Stated task:
In the material below, list every line carrying the string "Kafui".

Supplied records:
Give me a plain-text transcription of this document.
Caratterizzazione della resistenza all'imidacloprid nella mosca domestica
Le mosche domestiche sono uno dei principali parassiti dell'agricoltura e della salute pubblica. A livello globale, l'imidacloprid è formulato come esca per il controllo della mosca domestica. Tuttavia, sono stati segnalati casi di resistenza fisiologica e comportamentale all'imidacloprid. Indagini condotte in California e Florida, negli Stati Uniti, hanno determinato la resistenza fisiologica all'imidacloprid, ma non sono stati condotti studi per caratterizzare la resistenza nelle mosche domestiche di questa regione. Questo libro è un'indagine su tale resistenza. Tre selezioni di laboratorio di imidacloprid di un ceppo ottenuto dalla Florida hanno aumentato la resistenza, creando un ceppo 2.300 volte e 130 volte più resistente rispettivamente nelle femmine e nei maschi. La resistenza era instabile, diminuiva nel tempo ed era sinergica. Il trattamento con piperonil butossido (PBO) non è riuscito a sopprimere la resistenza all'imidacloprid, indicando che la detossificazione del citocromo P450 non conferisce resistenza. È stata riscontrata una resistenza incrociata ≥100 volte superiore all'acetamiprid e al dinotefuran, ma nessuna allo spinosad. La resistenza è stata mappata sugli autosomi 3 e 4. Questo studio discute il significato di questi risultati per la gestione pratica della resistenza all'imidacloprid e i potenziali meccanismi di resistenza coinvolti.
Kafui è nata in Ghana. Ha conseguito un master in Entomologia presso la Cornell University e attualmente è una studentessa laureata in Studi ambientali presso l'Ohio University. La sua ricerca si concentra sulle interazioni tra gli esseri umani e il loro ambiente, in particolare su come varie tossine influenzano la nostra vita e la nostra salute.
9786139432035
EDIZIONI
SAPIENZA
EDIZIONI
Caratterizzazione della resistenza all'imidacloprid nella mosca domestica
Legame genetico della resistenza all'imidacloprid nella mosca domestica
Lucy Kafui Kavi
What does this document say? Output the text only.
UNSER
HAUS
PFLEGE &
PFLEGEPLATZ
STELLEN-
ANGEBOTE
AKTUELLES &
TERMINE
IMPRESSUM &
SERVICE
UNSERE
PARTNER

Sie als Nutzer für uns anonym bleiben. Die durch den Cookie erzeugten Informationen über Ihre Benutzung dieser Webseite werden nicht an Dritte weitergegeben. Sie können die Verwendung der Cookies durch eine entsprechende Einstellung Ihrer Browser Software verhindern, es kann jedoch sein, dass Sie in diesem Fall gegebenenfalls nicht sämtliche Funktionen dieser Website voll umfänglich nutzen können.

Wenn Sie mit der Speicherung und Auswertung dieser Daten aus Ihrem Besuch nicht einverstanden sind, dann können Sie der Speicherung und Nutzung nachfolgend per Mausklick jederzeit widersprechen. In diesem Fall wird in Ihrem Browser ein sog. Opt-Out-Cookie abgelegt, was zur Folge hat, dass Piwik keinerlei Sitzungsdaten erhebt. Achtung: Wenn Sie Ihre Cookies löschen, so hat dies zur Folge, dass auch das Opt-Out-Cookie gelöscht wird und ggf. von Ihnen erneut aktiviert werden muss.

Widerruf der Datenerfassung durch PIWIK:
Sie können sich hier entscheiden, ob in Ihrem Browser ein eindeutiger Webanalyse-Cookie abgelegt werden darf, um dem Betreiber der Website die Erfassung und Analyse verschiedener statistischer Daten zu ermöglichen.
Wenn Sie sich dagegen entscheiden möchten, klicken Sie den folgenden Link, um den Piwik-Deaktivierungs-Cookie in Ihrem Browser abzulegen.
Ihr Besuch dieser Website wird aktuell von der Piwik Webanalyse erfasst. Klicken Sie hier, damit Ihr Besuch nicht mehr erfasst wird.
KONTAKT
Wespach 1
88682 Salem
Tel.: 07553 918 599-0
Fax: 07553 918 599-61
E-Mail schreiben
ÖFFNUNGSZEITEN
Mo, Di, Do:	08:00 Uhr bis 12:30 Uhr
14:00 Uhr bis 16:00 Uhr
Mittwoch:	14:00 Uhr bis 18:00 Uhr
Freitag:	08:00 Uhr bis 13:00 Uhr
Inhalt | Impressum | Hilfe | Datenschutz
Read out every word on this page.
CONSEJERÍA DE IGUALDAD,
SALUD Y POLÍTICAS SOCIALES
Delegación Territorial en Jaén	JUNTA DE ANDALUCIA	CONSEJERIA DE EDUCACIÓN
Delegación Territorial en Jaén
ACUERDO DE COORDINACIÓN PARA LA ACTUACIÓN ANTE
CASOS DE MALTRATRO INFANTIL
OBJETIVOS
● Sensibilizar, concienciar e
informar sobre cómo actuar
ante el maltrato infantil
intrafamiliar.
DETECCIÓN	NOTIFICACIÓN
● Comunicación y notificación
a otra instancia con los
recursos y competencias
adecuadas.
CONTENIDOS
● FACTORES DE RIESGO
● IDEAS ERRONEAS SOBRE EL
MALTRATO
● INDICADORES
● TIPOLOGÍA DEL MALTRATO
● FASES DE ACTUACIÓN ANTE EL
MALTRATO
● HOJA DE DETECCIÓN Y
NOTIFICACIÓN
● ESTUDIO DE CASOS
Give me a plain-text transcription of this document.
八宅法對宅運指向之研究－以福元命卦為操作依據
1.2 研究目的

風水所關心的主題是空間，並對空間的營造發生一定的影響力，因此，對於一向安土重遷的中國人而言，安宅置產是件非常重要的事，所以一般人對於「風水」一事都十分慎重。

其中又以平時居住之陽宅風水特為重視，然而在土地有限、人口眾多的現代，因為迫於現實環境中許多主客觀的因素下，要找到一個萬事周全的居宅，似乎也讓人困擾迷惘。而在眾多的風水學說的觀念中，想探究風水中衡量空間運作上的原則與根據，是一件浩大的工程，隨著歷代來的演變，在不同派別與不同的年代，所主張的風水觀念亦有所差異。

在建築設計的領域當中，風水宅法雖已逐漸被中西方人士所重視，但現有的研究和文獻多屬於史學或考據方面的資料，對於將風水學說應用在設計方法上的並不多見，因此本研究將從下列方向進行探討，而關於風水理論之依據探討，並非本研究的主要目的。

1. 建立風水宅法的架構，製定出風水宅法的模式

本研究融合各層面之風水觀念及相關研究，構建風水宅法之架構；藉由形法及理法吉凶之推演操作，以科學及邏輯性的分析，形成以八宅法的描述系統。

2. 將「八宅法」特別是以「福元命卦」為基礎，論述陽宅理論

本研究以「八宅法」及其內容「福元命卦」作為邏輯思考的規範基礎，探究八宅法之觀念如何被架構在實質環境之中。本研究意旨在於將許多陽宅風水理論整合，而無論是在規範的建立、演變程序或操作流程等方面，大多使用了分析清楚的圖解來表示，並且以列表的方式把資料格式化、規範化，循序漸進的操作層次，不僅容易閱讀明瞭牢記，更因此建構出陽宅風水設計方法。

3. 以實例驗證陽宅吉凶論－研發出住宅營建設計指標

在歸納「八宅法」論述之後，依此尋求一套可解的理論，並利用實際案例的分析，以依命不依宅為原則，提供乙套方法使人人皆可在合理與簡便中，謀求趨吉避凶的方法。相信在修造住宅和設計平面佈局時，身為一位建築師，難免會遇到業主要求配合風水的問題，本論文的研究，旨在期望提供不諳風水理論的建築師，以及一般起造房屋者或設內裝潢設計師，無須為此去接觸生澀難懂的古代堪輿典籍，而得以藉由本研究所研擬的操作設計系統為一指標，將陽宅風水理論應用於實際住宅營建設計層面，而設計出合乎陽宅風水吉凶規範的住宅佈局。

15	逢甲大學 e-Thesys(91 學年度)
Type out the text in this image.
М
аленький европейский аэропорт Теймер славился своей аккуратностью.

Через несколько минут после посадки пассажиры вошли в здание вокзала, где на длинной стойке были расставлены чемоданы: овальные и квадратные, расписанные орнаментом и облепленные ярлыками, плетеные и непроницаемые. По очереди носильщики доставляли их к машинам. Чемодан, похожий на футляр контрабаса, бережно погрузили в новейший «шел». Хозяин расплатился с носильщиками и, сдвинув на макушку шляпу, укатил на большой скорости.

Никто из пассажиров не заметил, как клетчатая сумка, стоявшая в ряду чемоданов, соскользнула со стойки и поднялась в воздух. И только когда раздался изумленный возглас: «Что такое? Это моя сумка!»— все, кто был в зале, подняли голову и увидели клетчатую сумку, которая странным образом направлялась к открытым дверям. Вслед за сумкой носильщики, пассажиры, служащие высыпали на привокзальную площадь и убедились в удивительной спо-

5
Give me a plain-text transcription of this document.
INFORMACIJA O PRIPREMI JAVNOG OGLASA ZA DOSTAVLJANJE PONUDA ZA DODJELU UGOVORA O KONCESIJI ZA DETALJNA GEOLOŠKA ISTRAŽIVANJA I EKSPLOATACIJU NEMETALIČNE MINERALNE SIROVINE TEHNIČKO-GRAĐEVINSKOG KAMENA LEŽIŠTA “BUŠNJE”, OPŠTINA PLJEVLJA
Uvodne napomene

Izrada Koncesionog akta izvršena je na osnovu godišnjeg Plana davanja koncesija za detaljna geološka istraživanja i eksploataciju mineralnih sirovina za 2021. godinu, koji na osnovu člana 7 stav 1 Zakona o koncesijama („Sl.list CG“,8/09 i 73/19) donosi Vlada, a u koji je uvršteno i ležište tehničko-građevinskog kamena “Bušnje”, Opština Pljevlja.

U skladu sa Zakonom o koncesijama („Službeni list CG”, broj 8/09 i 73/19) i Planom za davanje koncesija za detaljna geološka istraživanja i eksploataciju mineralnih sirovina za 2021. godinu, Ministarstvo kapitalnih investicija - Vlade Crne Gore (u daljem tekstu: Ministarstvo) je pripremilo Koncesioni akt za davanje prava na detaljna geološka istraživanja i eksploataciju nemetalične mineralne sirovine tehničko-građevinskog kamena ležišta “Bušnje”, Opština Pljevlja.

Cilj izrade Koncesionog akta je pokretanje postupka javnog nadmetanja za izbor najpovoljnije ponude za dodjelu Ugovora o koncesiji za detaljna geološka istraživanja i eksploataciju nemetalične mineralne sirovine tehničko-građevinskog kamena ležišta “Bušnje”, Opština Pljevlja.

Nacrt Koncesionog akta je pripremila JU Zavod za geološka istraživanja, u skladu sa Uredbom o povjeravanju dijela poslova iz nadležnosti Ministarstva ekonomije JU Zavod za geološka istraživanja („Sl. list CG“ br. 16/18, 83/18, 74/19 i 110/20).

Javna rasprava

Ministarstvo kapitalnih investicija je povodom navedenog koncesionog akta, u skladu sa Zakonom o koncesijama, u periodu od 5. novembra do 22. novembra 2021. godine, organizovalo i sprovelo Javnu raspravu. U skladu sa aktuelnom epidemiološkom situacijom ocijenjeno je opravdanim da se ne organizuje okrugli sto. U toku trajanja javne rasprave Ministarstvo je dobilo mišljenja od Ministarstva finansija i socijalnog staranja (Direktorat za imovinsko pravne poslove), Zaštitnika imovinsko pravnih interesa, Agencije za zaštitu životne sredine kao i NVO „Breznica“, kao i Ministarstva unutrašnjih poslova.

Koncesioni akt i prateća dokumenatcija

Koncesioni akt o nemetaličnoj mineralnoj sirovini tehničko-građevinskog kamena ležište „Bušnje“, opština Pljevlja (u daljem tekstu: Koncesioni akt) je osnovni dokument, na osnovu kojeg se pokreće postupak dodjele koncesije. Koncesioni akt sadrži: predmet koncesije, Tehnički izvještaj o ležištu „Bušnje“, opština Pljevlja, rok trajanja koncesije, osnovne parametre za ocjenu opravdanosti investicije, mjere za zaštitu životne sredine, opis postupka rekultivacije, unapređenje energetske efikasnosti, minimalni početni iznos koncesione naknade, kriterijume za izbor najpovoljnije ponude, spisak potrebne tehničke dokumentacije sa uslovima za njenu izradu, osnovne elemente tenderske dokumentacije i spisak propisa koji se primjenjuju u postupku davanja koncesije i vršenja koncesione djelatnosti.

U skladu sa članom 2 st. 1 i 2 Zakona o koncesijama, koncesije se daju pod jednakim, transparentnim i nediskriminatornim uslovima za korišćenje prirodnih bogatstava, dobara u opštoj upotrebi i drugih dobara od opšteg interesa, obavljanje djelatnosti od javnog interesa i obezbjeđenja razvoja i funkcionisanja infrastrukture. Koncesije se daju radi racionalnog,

Written solution:
Kafui è nata in Ghana. Ha conseguito un master in Entomologia presso la Cornell University e attualmente è una studentessa laureata in Studi ambientali presso l'Ohio University. La sua ricerca si concentra sulle interazioni tra gli esseri umani e il loro ambiente, in particolare su come varie tossine influenzano la nostra vita e la nostra salute.
Lucy Kafui Kavi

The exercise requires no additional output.